- [What is needed]:
Reproduce each line exactly, including spacing and punctuation.

## begin

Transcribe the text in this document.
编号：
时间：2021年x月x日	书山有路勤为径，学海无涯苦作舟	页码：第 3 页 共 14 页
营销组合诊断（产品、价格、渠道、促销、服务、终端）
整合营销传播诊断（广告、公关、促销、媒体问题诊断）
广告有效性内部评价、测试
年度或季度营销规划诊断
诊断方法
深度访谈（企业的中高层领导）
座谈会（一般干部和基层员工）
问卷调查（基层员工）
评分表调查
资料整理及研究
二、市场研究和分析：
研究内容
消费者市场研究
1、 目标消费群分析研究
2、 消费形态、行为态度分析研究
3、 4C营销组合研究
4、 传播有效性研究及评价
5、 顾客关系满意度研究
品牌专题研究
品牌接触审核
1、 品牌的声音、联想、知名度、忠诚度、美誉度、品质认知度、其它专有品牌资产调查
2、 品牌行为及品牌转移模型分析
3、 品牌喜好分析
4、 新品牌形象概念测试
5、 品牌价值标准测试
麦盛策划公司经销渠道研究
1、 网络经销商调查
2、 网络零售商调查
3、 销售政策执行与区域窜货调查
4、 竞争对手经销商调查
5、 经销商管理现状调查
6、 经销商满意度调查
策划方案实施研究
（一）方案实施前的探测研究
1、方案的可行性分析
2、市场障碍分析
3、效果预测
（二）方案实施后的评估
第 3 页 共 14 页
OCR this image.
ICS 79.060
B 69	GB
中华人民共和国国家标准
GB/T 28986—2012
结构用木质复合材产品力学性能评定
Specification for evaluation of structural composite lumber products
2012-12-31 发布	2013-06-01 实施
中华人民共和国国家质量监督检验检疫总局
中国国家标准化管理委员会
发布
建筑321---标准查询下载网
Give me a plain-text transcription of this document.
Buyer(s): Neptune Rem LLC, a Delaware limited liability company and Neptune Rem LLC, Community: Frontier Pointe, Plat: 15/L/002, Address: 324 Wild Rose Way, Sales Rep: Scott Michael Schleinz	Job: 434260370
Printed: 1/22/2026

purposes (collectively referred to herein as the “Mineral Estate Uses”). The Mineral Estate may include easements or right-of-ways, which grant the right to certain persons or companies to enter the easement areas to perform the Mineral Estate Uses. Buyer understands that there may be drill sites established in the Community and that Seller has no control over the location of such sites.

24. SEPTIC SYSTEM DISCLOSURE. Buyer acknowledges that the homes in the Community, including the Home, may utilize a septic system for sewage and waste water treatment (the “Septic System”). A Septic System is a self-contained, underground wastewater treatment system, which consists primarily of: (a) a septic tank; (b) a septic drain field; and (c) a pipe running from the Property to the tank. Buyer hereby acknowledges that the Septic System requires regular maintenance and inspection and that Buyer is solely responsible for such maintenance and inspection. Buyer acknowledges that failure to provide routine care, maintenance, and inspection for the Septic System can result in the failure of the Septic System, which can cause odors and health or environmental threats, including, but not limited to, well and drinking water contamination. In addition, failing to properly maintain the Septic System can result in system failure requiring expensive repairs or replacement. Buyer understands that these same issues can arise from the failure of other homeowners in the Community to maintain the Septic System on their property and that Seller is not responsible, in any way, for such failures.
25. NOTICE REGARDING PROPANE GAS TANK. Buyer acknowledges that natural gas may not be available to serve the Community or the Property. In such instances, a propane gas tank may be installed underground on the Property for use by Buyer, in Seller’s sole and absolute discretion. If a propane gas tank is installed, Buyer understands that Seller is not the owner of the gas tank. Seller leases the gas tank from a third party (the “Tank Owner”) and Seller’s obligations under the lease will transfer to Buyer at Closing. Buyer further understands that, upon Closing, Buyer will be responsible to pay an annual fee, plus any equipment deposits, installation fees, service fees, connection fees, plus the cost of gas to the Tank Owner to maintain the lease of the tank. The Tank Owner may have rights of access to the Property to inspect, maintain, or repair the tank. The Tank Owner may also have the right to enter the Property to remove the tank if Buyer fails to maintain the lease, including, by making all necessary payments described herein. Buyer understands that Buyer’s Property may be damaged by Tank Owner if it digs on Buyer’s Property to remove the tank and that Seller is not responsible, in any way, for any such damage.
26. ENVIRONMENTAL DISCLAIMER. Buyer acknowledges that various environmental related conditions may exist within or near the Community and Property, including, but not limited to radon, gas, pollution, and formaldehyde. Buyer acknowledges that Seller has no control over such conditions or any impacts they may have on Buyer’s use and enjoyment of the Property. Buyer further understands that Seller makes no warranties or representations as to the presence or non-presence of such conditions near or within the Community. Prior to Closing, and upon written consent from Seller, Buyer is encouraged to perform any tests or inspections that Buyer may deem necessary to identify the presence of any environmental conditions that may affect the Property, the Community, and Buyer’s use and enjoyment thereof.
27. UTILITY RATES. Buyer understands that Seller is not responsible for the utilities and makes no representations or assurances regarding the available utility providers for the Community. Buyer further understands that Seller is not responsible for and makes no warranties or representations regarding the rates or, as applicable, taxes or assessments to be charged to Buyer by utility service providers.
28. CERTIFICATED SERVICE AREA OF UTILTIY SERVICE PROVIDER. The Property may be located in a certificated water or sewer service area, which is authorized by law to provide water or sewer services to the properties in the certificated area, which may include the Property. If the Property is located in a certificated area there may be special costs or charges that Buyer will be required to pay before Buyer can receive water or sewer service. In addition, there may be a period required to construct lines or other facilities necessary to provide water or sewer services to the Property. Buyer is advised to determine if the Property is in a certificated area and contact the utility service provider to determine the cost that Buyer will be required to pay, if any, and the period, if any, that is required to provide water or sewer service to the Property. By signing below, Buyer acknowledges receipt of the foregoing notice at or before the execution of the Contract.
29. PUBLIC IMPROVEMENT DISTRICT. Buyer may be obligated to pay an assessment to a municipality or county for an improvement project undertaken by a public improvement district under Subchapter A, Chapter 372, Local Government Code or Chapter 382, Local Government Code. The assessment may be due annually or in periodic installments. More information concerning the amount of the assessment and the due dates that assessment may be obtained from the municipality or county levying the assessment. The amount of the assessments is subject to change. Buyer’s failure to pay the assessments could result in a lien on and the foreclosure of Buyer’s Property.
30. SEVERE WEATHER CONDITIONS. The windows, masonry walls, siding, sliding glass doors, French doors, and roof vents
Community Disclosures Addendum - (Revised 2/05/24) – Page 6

## end

- [Final answer]:
Transcribe the text in this document.
编号：
时间：2021年x月x日	书山有路勤为径，学海无涯苦作舟	页码：第 3 页 共 14 页
营销组合诊断（产品、价格、渠道、促销、服务、终端）
整合营销传播诊断（广告、公关、促销、媒体问题诊断）
广告有效性内部评价、测试
年度或季度营销规划诊断
诊断方法
深度访谈（企业的中高层领导）
座谈会（一般干部和基层员工）
问卷调查（基层员工）
评分表调查
资料整理及研究
二、市场研究和分析：
研究内容
消费者市场研究
1、 目标消费群分析研究
2、 消费形态、行为态度分析研究
3、 4C营销组合研究
4、 传播有效性研究及评价
5、 顾客关系满意度研究
品牌专题研究
品牌接触审核
1、 品牌的声音、联想、知名度、忠诚度、美誉度、品质认知度、其它专有品牌资产调查
2、 品牌行为及品牌转移模型分析
3、 品牌喜好分析
4、 新品牌形象概念测试
5、 品牌价值标准测试
麦盛策划公司经销渠道研究
1、 网络经销商调查
2、 网络零售商调查
3、 销售政策执行与区域窜货调查
4、 竞争对手经销商调查
5、 经销商管理现状调查
6、 经销商满意度调查
策划方案实施研究
（一）方案实施前的探测研究
1、方案的可行性分析
2、市场障碍分析
3、效果预测
（二）方案实施后的评估
第 3 页 共 14 页
OCR this image.
ICS 79.060
B 69	GB
中华人民共和国国家标准
GB/T 28986—2012
结构用木质复合材产品力学性能评定
Specification for evaluation of structural composite lumber products
2012-12-31 发布	2013-06-01 实施
中华人民共和国国家质量监督检验检疫总局
中国国家标准化管理委员会
发布
建筑321---标准查询下载网
Give me a plain-text transcription of this document.
Buyer(s): Neptune Rem LLC, a Delaware limited liability company and Neptune Rem LLC, Community: Frontier Pointe, Plat: 15/L/002, Address: 324 Wild Rose Way, Sales Rep: Scott Michael Schleinz	Job: 434260370
Printed: 1/22/2026

purposes (collectively referred to herein as the “Mineral Estate Uses”). The Mineral Estate may include easements or right-of-ways, which grant the right to certain persons or companies to enter the easement areas to perform the Mineral Estate Uses. Buyer understands that there may be drill sites established in the Community and that Seller has no control over the location of such sites.

24. SEPTIC SYSTEM DISCLOSURE. Buyer acknowledges that the homes in the Community, including the Home, may utilize a septic system for sewage and waste water treatment (the “Septic System”). A Septic System is a self-contained, underground wastewater treatment system, which consists primarily of: (a) a septic tank; (b) a septic drain field; and (c) a pipe running from the Property to the tank. Buyer hereby acknowledges that the Septic System requires regular maintenance and inspection and that Buyer is solely responsible for such maintenance and inspection. Buyer acknowledges that failure to provide routine care, maintenance, and inspection for the Septic System can result in the failure of the Septic System, which can cause odors and health or environmental threats, including, but not limited to, well and drinking water contamination. In addition, failing to properly maintain the Septic System can result in system failure requiring expensive repairs or replacement. Buyer understands that these same issues can arise from the failure of other homeowners in the Community to maintain the Septic System on their property and that Seller is not responsible, in any way, for such failures.
25. NOTICE REGARDING PROPANE GAS TANK. Buyer acknowledges that natural gas may not be available to serve the Community or the Property. In such instances, a propane gas tank may be installed underground on the Property for use by Buyer, in Seller’s sole and absolute discretion. If a propane gas tank is installed, Buyer understands that Seller is not the owner of the gas tank. Seller leases the gas tank from a third party (the “Tank Owner”) and Seller’s obligations under the lease will transfer to Buyer at Closing. Buyer further understands that, upon Closing, Buyer will be responsible to pay an annual fee, plus any equipment deposits, installation fees, service fees, connection fees, plus the cost of gas to the Tank Owner to maintain the lease of the tank. The Tank Owner may have rights of access to the Property to inspect, maintain, or repair the tank. The Tank Owner may also have the right to enter the Property to remove the tank if Buyer fails to maintain the lease, including, by making all necessary payments described herein. Buyer understands that Buyer’s Property may be damaged by Tank Owner if it digs on Buyer’s Property to remove the tank and that Seller is not responsible, in any way, for any such damage.
26. ENVIRONMENTAL DISCLAIMER. Buyer acknowledges that various environmental related conditions may exist within or near the Community and Property, including, but not limited to radon, gas, pollution, and formaldehyde. Buyer acknowledges that Seller has no control over such conditions or any impacts they may have on Buyer’s use and enjoyment of the Property. Buyer further understands that Seller makes no warranties or representations as to the presence or non-presence of such conditions near or within the Community. Prior to Closing, and upon written consent from Seller, Buyer is encouraged to perform any tests or inspections that Buyer may deem necessary to identify the presence of any environmental conditions that may affect the Property, the Community, and Buyer’s use and enjoyment thereof.
27. UTILITY RATES. Buyer understands that Seller is not responsible for the utilities and makes no representations or assurances regarding the available utility providers for the Community. Buyer further understands that Seller is not responsible for and makes no warranties or representations regarding the rates or, as applicable, taxes or assessments to be charged to Buyer by utility service providers.
28. CERTIFICATED SERVICE AREA OF UTILTIY SERVICE PROVIDER. The Property may be located in a certificated water or sewer service area, which is authorized by law to provide water or sewer services to the properties in the certificated area, which may include the Property. If the Property is located in a certificated area there may be special costs or charges that Buyer will be required to pay before Buyer can receive water or sewer service. In addition, there may be a period required to construct lines or other facilities necessary to provide water or sewer services to the Property. Buyer is advised to determine if the Property is in a certificated area and contact the utility service provider to determine the cost that Buyer will be required to pay, if any, and the period, if any, that is required to provide water or sewer service to the Property. By signing below, Buyer acknowledges receipt of the foregoing notice at or before the execution of the Contract.
29. PUBLIC IMPROVEMENT DISTRICT. Buyer may be obligated to pay an assessment to a municipality or county for an improvement project undertaken by a public improvement district under Subchapter A, Chapter 372, Local Government Code or Chapter 382, Local Government Code. The assessment may be due annually or in periodic installments. More information concerning the amount of the assessment and the due dates that assessment may be obtained from the municipality or county levying the assessment. The amount of the assessments is subject to change. Buyer’s failure to pay the assessments could result in a lien on and the foreclosure of Buyer’s Property.
30. SEVERE WEATHER CONDITIONS. The windows, masonry walls, siding, sliding glass doors, French doors, and roof vents
Community Disclosures Addendum - (Revised 2/05/24) – Page 6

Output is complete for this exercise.